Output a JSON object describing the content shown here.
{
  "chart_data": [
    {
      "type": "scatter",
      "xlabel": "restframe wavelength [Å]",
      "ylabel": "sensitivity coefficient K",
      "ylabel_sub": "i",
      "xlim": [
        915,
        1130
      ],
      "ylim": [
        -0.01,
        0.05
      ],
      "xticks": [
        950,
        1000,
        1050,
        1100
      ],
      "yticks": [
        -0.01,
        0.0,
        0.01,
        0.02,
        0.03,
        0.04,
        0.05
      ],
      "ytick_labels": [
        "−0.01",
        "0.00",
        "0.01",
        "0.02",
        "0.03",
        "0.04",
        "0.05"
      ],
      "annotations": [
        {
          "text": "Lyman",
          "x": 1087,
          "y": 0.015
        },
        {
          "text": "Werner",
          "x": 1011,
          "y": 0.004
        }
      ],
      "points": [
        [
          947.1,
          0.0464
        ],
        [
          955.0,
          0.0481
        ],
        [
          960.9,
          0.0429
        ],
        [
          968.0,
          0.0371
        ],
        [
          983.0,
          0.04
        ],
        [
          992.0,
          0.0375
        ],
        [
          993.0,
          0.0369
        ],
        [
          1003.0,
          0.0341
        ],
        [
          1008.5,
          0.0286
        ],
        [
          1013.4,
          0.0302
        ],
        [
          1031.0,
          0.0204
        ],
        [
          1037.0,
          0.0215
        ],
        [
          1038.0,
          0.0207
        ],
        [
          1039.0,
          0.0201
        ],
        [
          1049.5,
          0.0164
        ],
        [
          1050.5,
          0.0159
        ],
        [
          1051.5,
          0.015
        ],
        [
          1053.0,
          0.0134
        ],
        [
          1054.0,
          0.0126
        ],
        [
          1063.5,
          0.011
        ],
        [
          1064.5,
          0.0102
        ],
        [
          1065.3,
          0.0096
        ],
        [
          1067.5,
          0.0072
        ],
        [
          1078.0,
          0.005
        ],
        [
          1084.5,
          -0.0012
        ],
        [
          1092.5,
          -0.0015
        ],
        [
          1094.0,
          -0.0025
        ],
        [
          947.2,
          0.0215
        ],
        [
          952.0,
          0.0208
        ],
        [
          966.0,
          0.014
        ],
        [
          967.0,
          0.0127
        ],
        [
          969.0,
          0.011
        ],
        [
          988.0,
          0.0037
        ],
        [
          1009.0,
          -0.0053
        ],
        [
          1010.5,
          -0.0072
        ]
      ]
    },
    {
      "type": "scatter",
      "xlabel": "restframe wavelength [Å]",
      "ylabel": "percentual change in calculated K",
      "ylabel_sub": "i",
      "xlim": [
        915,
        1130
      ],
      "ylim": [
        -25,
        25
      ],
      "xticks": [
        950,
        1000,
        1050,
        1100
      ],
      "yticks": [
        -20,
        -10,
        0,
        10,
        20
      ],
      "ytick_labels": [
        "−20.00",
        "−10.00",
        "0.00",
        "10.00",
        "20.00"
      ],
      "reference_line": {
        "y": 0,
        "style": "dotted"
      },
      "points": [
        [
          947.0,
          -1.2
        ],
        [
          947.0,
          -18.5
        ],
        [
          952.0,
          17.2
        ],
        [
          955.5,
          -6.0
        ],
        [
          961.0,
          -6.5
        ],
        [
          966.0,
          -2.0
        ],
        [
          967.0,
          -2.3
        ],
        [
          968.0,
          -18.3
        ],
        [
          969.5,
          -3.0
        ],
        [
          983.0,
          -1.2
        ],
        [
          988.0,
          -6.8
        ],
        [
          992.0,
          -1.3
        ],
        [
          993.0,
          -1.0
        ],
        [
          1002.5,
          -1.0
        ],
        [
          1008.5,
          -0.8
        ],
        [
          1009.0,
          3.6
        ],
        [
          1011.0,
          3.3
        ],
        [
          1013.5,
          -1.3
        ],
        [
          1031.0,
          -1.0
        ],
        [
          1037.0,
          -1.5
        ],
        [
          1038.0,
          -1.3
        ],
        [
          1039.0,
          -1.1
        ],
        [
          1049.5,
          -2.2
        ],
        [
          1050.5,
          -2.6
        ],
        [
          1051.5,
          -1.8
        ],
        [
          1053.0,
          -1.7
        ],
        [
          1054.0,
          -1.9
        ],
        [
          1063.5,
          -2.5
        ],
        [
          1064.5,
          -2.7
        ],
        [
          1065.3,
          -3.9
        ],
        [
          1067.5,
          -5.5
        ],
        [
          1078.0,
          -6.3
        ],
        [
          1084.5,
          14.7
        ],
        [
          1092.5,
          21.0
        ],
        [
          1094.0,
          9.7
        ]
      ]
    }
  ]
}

□ □ □ □ □ □ □

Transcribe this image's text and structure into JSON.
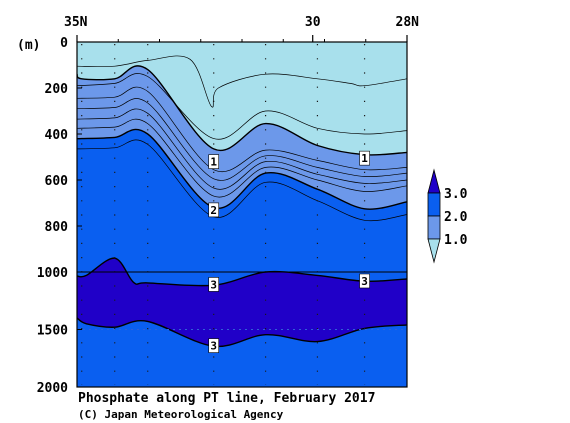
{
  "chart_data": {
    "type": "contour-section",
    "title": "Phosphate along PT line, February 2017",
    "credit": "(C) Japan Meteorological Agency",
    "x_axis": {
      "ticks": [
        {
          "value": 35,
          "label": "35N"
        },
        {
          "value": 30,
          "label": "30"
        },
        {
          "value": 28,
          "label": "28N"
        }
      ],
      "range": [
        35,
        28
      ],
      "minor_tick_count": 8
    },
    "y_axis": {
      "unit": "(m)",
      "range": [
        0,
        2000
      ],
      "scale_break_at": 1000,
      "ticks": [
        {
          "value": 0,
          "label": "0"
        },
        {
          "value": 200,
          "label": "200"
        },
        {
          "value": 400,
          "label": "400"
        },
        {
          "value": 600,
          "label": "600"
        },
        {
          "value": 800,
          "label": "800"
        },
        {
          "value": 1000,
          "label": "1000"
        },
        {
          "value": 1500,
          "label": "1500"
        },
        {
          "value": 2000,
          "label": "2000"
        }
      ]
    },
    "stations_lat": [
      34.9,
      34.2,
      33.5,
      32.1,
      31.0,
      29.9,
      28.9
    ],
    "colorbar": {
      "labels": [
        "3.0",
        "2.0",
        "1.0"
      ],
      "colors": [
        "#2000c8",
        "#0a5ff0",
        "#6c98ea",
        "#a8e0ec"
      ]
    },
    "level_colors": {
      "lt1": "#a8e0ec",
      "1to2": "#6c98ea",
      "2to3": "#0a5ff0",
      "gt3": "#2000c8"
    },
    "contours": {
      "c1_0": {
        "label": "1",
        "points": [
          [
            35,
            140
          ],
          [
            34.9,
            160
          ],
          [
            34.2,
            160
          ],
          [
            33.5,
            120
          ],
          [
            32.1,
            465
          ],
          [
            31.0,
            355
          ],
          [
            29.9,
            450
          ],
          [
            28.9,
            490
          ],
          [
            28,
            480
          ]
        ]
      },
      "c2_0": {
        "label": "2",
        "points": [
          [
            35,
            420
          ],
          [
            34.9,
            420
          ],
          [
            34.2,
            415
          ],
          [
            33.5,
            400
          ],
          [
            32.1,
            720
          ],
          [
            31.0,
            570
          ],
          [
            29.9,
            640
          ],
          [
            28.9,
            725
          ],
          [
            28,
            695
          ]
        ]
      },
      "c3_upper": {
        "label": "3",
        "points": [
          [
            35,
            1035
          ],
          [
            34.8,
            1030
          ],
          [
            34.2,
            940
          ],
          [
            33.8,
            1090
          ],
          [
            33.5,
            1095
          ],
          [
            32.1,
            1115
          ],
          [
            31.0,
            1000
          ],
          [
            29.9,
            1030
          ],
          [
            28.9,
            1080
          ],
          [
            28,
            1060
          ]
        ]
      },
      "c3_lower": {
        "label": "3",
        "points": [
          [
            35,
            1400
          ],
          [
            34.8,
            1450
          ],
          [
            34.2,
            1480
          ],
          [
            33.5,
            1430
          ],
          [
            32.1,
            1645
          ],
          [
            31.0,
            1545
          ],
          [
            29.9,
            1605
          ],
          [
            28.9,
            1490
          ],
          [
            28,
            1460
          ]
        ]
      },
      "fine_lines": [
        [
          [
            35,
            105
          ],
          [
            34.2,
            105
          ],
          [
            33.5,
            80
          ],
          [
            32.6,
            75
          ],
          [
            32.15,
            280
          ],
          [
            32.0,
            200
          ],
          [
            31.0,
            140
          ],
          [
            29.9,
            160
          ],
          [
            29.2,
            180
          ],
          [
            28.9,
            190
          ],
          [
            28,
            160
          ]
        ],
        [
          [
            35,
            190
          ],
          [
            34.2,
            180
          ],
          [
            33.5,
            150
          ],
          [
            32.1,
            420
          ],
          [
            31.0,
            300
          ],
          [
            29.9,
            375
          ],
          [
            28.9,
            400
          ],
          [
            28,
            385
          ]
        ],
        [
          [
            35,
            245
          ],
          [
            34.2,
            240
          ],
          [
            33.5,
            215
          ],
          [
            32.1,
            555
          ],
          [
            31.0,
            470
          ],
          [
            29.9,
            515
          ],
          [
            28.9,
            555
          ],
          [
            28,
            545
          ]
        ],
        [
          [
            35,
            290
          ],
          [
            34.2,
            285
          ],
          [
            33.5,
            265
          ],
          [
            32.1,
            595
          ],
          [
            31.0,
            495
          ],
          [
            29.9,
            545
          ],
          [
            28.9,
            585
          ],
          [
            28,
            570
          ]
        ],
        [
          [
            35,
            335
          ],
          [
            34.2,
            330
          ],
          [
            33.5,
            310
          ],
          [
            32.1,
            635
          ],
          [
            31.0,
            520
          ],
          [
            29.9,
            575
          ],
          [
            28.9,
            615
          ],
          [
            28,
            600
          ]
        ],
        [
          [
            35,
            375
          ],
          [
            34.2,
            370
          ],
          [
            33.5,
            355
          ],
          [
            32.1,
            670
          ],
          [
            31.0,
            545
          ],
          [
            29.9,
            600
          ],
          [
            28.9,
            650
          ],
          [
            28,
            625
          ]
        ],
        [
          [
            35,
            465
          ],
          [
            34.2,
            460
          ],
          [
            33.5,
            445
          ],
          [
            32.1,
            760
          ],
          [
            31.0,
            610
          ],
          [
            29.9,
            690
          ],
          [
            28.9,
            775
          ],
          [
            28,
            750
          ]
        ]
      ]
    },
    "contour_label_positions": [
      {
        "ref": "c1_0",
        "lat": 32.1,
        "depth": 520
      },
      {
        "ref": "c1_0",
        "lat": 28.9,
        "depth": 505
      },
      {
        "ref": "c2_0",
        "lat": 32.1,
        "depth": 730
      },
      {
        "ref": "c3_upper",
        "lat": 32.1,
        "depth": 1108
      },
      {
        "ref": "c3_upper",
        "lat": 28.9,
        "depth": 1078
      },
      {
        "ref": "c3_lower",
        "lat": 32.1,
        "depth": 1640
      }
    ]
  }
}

□ □ □ □ □ □ □

* **WHAT THIS TASK INVOLVES**:
Search the material above for "text". Pull out each line where it shows up.

* **FULL ANSWER**:
          "text": "Lyman",
          "text": "Werner",
Transcribe this image's text and structure into JSON.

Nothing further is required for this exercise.